▸ BRIEF: Set down the records once more, please, exactly and with the pictures left out.

─── GIVEN RECORDS ───

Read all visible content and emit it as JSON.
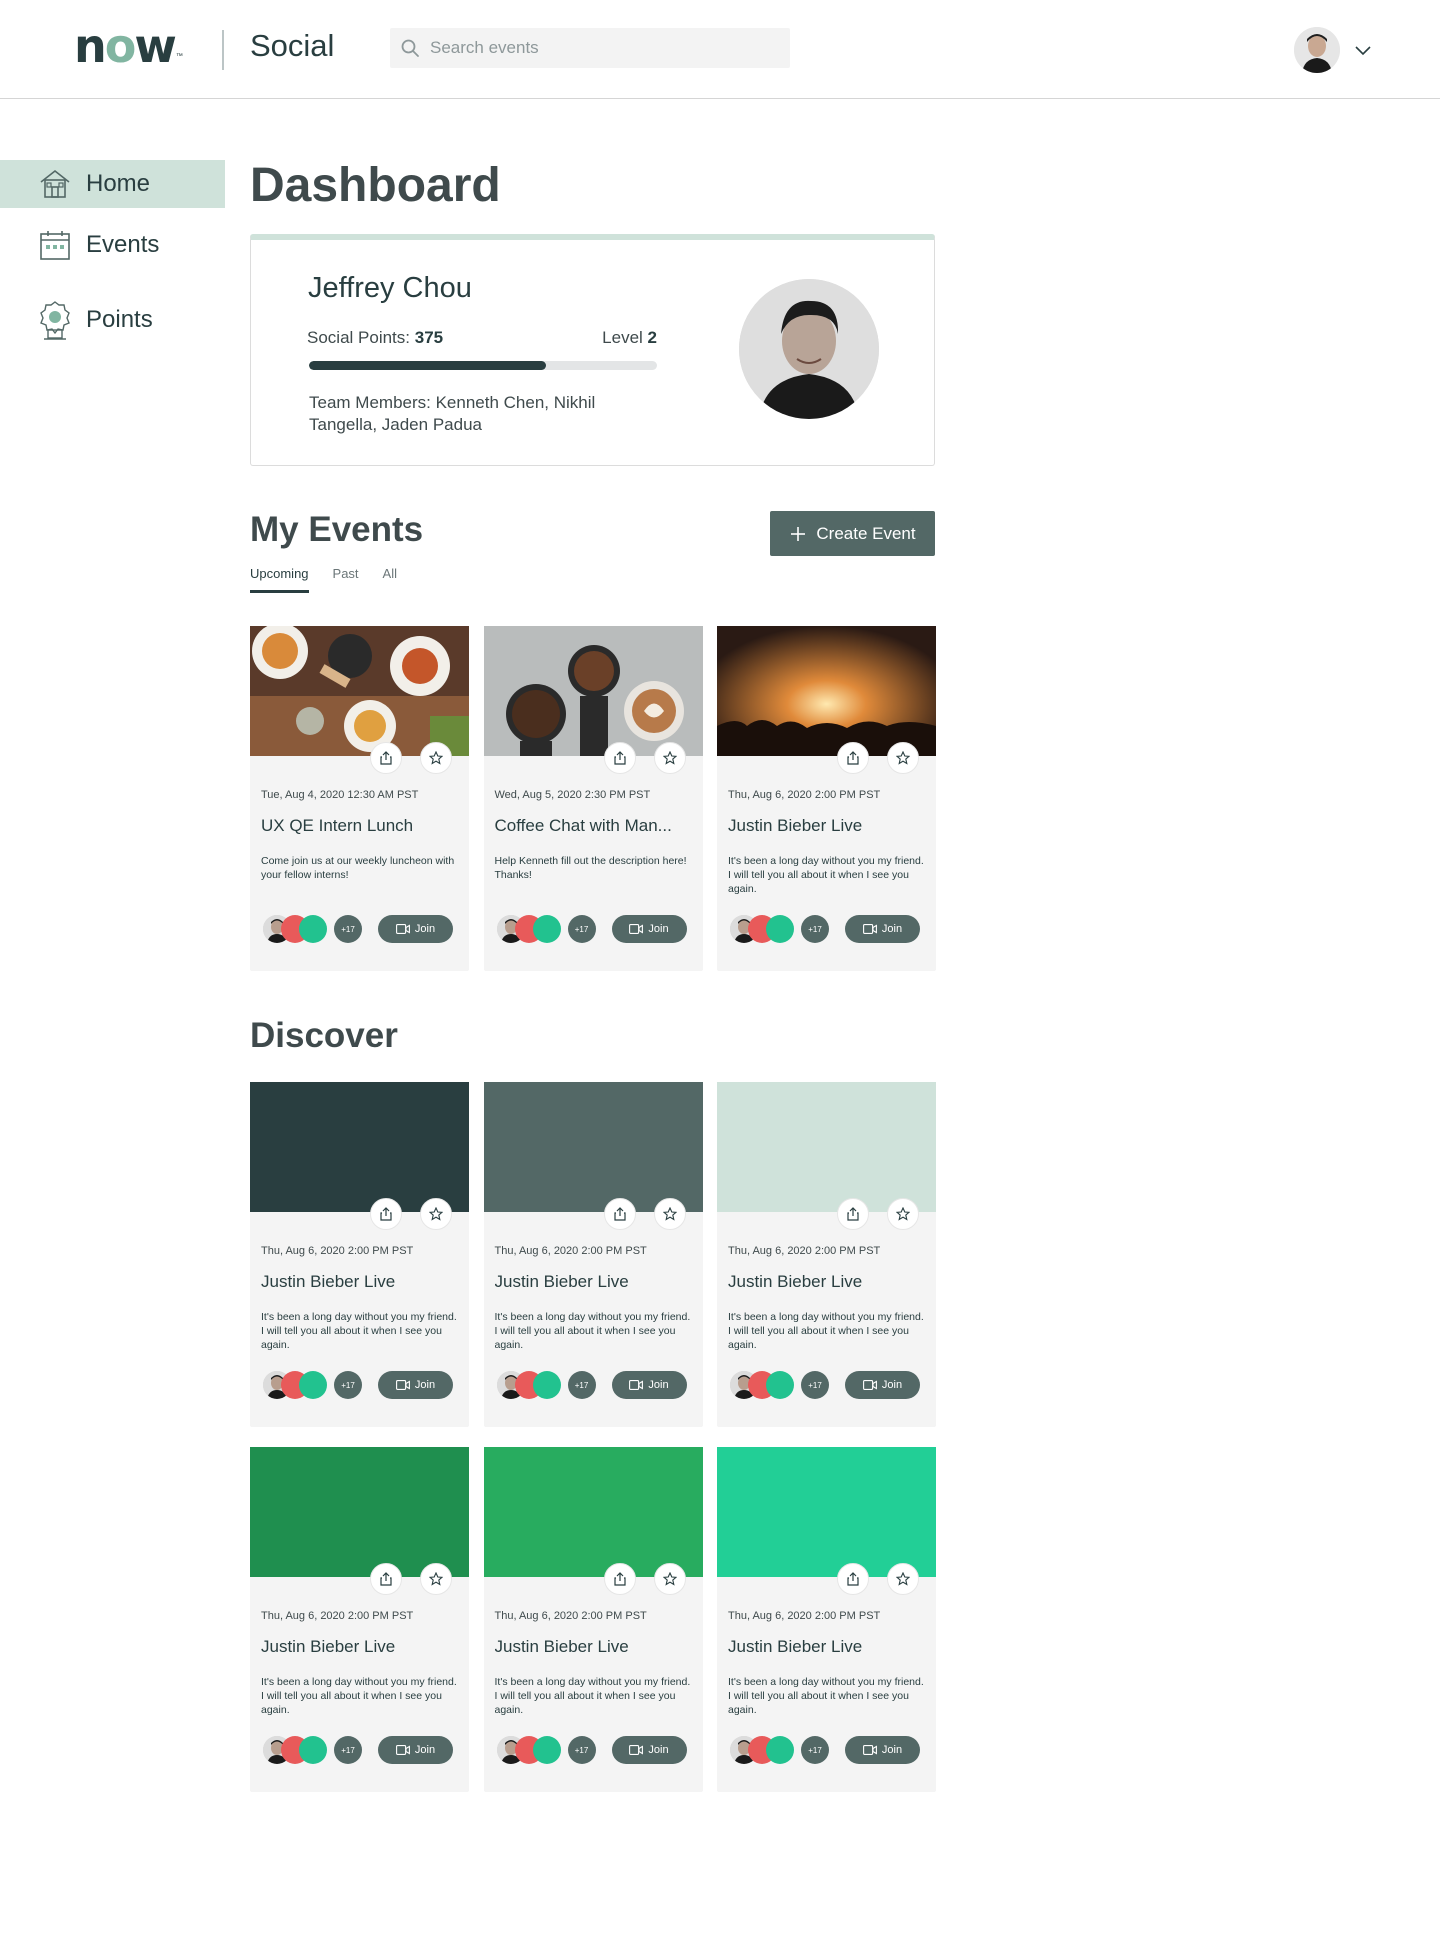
{
  "header": {
    "logo_text_n": "n",
    "logo_text_o": "o",
    "logo_text_w": "w",
    "logo_tm": "™",
    "app_name": "Social",
    "search_placeholder": "Search events",
    "search_icon": "search-icon",
    "menu_icon": "chevron-down-icon"
  },
  "sidebar": {
    "items": [
      {
        "label": "Home",
        "icon": "home-icon",
        "active": true
      },
      {
        "label": "Events",
        "icon": "calendar-icon",
        "active": false
      },
      {
        "label": "Points",
        "icon": "award-icon",
        "active": false
      }
    ]
  },
  "dashboard": {
    "title": "Dashboard",
    "profile": {
      "name": "Jeffrey Chou",
      "points_label": "Social Points: ",
      "points_value": "375",
      "level_label": "Level ",
      "level_value": "2",
      "progress_fraction": 0.68,
      "team_text": "Team Members: Kenneth Chen, Nikhil Tangella, Jaden Padua"
    }
  },
  "my_events": {
    "title": "My Events",
    "create_label": "Create Event",
    "tabs": [
      {
        "label": "Upcoming",
        "active": true
      },
      {
        "label": "Past",
        "active": false
      },
      {
        "label": "All",
        "active": false
      }
    ],
    "cards": [
      {
        "date": "Tue, Aug 4, 2020 12:30 AM PST",
        "title": "UX QE Intern Lunch",
        "desc": "Come join us at our weekly luncheon with your fellow interns!",
        "more": "+17",
        "join": "Join",
        "image": "food-photo"
      },
      {
        "date": "Wed, Aug 5, 2020 2:30 PM PST",
        "title": "Coffee Chat with Man...",
        "desc": "Help Kenneth fill out the description here! Thanks!",
        "more": "+17",
        "join": "Join",
        "image": "coffee-photo"
      },
      {
        "date": "Thu, Aug 6, 2020 2:00 PM PST",
        "title": "Justin Bieber Live",
        "desc": "It's been a long day without you my friend. I will tell you all about it when I see you again.",
        "more": "+17",
        "join": "Join",
        "image": "concert-photo"
      }
    ]
  },
  "discover": {
    "title": "Discover",
    "cards": [
      {
        "date": "Thu, Aug 6, 2020 2:00 PM PST",
        "title": "Justin Bieber Live",
        "desc": "It's been a long day without you my friend. I will tell you all about it when I see you again.",
        "more": "+17",
        "join": "Join",
        "color": "#293e40"
      },
      {
        "date": "Thu, Aug 6, 2020 2:00 PM PST",
        "title": "Justin Bieber Live",
        "desc": "It's been a long day without you my friend. I will tell you all about it when I see you again.",
        "more": "+17",
        "join": "Join",
        "color": "#536866"
      },
      {
        "date": "Thu, Aug 6, 2020 2:00 PM PST",
        "title": "Justin Bieber Live",
        "desc": "It's been a long day without you my friend. I will tell you all about it when I see you again.",
        "more": "+17",
        "join": "Join",
        "color": "#cfe2da"
      },
      {
        "date": "Thu, Aug 6, 2020 2:00 PM PST",
        "title": "Justin Bieber Live",
        "desc": "It's been a long day without you my friend. I will tell you all about it when I see you again.",
        "more": "+17",
        "join": "Join",
        "color": "#1f8f4f"
      },
      {
        "date": "Thu, Aug 6, 2020 2:00 PM PST",
        "title": "Justin Bieber Live",
        "desc": "It's been a long day without you my friend. I will tell you all about it when I see you again.",
        "more": "+17",
        "join": "Join",
        "color": "#28ac5f"
      },
      {
        "date": "Thu, Aug 6, 2020 2:00 PM PST",
        "title": "Justin Bieber Live",
        "desc": "It's been a long day without you my friend. I will tell you all about it when I see you again.",
        "more": "+17",
        "join": "Join",
        "color": "#22cf96"
      }
    ]
  },
  "colors": {
    "brand_dark": "#293e40",
    "brand_green": "#81b5a1",
    "accent_light": "#cfe2da",
    "button": "#536866"
  }
}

───

▸ RESPONSE TO THIS TASK:
Read all visible content and emit it as JSON.
{
  "header": {
    "logo_text_n": "n",
    "logo_text_o": "o",
    "logo_text_w": "w",
    "logo_tm": "™",
    "app_name": "Social",
    "search_placeholder": "Search events",
    "search_icon": "search-icon",
    "menu_icon": "chevron-down-icon"
  },
  "sidebar": {
    "items": [
      {
        "label": "Home",
        "icon": "home-icon",
        "active": true
      },
      {
        "label": "Events",
        "icon": "calendar-icon",
        "active": false
      },
      {
        "label": "Points",
        "icon": "award-icon",
        "active": false
      }
    ]
  },
  "dashboard": {
    "title": "Dashboard",
    "profile": {
      "name": "Jeffrey Chou",
      "points_label": "Social Points: ",
      "points_value": "375",
      "level_label": "Level ",
      "level_value": "2",
      "progress_fraction": 0.68,
      "team_text": "Team Members: Kenneth Chen, Nikhil Tangella, Jaden Padua"
    }
  },
  "my_events": {
    "title": "My Events",
    "create_label": "Create Event",
    "tabs": [
      {
        "label": "Upcoming",
        "active": true
      },
      {
        "label": "Past",
        "active": false
      },
      {
        "label": "All",
        "active": false
      }
    ],
    "cards": [
      {
        "date": "Tue, Aug 4, 2020 12:30 AM PST",
        "title": "UX QE Intern Lunch",
        "desc": "Come join us at our weekly luncheon with your fellow interns!",
        "more": "+17",
        "join": "Join",
        "image": "food-photo"
      },
      {
        "date": "Wed, Aug 5, 2020 2:30 PM PST",
        "title": "Coffee Chat with Man...",
        "desc": "Help Kenneth fill out the description here! Thanks!",
        "more": "+17",
        "join": "Join",
        "image": "coffee-photo"
      },
      {
        "date": "Thu, Aug 6, 2020 2:00 PM PST",
        "title": "Justin Bieber Live",
        "desc": "It's been a long day without you my friend. I will tell you all about it when I see you again.",
        "more": "+17",
        "join": "Join",
        "image": "concert-photo"
      }
    ]
  },
  "discover": {
    "title": "Discover",
    "cards": [
      {
        "date": "Thu, Aug 6, 2020 2:00 PM PST",
        "title": "Justin Bieber Live",
        "desc": "It's been a long day without you my friend. I will tell you all about it when I see you again.",
        "more": "+17",
        "join": "Join",
        "color": "#293e40"
      },
      {
        "date": "Thu, Aug 6, 2020 2:00 PM PST",
        "title": "Justin Bieber Live",
        "desc": "It's been a long day without you my friend. I will tell you all about it when I see you again.",
        "more": "+17",
        "join": "Join",
        "color": "#536866"
      },
      {
        "date": "Thu, Aug 6, 2020 2:00 PM PST",
        "title": "Justin Bieber Live",
        "desc": "It's been a long day without you my friend. I will tell you all about it when I see you again.",
        "more": "+17",
        "join": "Join",
        "color": "#cfe2da"
      },
      {
        "date": "Thu, Aug 6, 2020 2:00 PM PST",
        "title": "Justin Bieber Live",
        "desc": "It's been a long day without you my friend. I will tell you all about it when I see you again.",
        "more": "+17",
        "join": "Join",
        "color": "#1f8f4f"
      },
      {
        "date": "Thu, Aug 6, 2020 2:00 PM PST",
        "title": "Justin Bieber Live",
        "desc": "It's been a long day without you my friend. I will tell you all about it when I see you again.",
        "more": "+17",
        "join": "Join",
        "color": "#28ac5f"
      },
      {
        "date": "Thu, Aug 6, 2020 2:00 PM PST",
        "title": "Justin Bieber Live",
        "desc": "It's been a long day without you my friend. I will tell you all about it when I see you again.",
        "more": "+17",
        "join": "Join",
        "color": "#22cf96"
      }
    ]
  },
  "colors": {
    "brand_dark": "#293e40",
    "brand_green": "#81b5a1",
    "accent_light": "#cfe2da",
    "button": "#536866"
  }
}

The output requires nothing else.